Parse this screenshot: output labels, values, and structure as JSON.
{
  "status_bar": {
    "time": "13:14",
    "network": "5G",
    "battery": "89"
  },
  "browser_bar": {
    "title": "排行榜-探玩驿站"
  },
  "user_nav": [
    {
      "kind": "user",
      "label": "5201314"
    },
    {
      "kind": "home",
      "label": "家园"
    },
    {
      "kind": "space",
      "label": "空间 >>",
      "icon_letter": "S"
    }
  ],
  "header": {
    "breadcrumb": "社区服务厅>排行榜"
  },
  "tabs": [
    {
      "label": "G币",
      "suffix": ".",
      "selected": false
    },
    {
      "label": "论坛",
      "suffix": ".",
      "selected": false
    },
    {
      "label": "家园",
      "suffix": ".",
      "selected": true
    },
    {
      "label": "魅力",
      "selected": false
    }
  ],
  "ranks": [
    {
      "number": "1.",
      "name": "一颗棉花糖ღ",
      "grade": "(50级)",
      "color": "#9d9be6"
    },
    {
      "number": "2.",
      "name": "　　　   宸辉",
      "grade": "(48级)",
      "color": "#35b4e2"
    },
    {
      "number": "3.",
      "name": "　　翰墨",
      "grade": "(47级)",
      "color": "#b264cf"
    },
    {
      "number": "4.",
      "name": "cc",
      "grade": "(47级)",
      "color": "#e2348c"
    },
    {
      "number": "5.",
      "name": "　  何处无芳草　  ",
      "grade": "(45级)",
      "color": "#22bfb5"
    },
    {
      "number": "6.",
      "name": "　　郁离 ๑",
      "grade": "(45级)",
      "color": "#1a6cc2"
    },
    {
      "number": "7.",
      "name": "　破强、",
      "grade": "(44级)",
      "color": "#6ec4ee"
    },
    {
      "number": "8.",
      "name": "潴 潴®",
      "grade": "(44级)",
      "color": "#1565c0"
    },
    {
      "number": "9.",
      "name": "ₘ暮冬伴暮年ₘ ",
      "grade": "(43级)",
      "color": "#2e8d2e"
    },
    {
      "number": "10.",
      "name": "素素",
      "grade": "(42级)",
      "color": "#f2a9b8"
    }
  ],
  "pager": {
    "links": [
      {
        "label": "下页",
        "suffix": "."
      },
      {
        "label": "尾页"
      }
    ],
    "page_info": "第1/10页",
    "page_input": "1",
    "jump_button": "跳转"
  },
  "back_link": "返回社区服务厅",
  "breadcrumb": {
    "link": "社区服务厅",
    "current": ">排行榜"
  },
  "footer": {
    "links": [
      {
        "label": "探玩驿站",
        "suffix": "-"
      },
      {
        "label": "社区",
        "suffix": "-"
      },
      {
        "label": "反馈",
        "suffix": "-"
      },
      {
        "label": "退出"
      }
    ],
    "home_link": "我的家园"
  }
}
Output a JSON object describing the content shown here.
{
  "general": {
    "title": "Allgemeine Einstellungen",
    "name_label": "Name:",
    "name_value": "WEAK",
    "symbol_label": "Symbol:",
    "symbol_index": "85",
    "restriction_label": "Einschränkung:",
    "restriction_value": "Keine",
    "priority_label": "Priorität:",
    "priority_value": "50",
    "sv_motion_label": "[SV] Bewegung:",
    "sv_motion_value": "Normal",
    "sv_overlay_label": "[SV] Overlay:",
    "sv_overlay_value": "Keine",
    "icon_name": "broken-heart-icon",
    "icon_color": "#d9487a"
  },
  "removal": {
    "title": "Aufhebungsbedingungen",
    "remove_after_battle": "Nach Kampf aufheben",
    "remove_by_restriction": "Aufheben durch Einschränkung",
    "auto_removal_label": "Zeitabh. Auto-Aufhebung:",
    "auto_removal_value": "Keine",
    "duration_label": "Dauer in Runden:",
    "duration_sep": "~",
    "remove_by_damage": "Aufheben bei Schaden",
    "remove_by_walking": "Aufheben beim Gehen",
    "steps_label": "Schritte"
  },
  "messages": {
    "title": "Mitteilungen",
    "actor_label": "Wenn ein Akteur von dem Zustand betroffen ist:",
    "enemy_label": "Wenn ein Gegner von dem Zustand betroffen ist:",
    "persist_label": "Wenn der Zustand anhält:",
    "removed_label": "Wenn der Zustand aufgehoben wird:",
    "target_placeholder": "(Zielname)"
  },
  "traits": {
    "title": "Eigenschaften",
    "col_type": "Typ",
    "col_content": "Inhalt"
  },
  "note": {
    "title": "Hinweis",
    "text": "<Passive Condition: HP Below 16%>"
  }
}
□ □ □
Retype the records above exactly.

Parse this screenshot: output labels, values, and structure as JSON.
{
  "status_bar": {
    "time": "13:14",
    "network": "5G",
    "battery": "89"
  },
  "browser_bar": {
    "title": "排行榜-探玩驿站"
  },
  "user_nav": [
    {
      "kind": "user",
      "label": "5201314"
    },
    {
      "kind": "home",
      "label": "家园"
    },
    {
      "kind": "space",
      "label": "空间 >>",
      "icon_letter": "S"
    }
  ],
  "header": {
    "breadcrumb": "社区服务厅>排行榜"
  },
  "tabs": [
    {
      "label": "G币",
      "suffix": ".",
      "selected": false
    },
    {
      "label": "论坛",
      "suffix": ".",
      "selected": false
    },
    {
      "label": "家园",
      "suffix": ".",
      "selected": true
    },
    {
      "label": "魅力",
      "selected": false
    }
  ],
  "ranks": [
    {
      "number": "1.",
      "name": "一颗棉花糖ღ",
      "grade": "(50级)",
      "color": "#9d9be6"
    },
    {
      "number": "2.",
      "name": "　　　   宸辉",
      "grade": "(48级)",
      "color": "#35b4e2"
    },
    {
      "number": "3.",
      "name": "　　翰墨",
      "grade": "(47级)",
      "color": "#b264cf"
    },
    {
      "number": "4.",
      "name": "cc",
      "grade": "(47级)",
      "color": "#e2348c"
    },
    {
      "number": "5.",
      "name": "　  何处无芳草　  ",
      "grade": "(45级)",
      "color": "#22bfb5"
    },
    {
      "number": "6.",
      "name": "　　郁离 ๑",
      "grade": "(45级)",
      "color": "#1a6cc2"
    },
    {
      "number": "7.",
      "name": "　破强、",
      "grade": "(44级)",
      "color": "#6ec4ee"
    },
    {
      "number": "8.",
      "name": "潴 潴®",
      "grade": "(44级)",
      "color": "#1565c0"
    },
    {
      "number": "9.",
      "name": "ₘ暮冬伴暮年ₘ ",
      "grade": "(43级)",
      "color": "#2e8d2e"
    },
    {
      "number": "10.",
      "name": "素素",
      "grade": "(42级)",
      "color": "#f2a9b8"
    }
  ],
  "pager": {
    "links": [
      {
        "label": "下页",
        "suffix": "."
      },
      {
        "label": "尾页"
      }
    ],
    "page_info": "第1/10页",
    "page_input": "1",
    "jump_button": "跳转"
  },
  "back_link": "返回社区服务厅",
  "breadcrumb": {
    "link": "社区服务厅",
    "current": ">排行榜"
  },
  "footer": {
    "links": [
      {
        "label": "探玩驿站",
        "suffix": "-"
      },
      {
        "label": "社区",
        "suffix": "-"
      },
      {
        "label": "反馈",
        "suffix": "-"
      },
      {
        "label": "退出"
      }
    ],
    "home_link": "我的家园"
  }
}
Output a JSON object describing the content shown here.
{
  "general": {
    "title": "Allgemeine Einstellungen",
    "name_label": "Name:",
    "name_value": "WEAK",
    "symbol_label": "Symbol:",
    "symbol_index": "85",
    "restriction_label": "Einschränkung:",
    "restriction_value": "Keine",
    "priority_label": "Priorität:",
    "priority_value": "50",
    "sv_motion_label": "[SV] Bewegung:",
    "sv_motion_value": "Normal",
    "sv_overlay_label": "[SV] Overlay:",
    "sv_overlay_value": "Keine",
    "icon_name": "broken-heart-icon",
    "icon_color": "#d9487a"
  },
  "removal": {
    "title": "Aufhebungsbedingungen",
    "remove_after_battle": "Nach Kampf aufheben",
    "remove_by_restriction": "Aufheben durch Einschränkung",
    "auto_removal_label": "Zeitabh. Auto-Aufhebung:",
    "auto_removal_value": "Keine",
    "duration_label": "Dauer in Runden:",
    "duration_sep": "~",
    "remove_by_damage": "Aufheben bei Schaden",
    "remove_by_walking": "Aufheben beim Gehen",
    "steps_label": "Schritte"
  },
  "messages": {
    "title": "Mitteilungen",
    "actor_label": "Wenn ein Akteur von dem Zustand betroffen ist:",
    "enemy_label": "Wenn ein Gegner von dem Zustand betroffen ist:",
    "persist_label": "Wenn der Zustand anhält:",
    "removed_label": "Wenn der Zustand aufgehoben wird:",
    "target_placeholder": "(Zielname)"
  },
  "traits": {
    "title": "Eigenschaften",
    "col_type": "Typ",
    "col_content": "Inhalt"
  },
  "note": {
    "title": "Hinweis",
    "text": "<Passive Condition: HP Below 16%>"
  }
}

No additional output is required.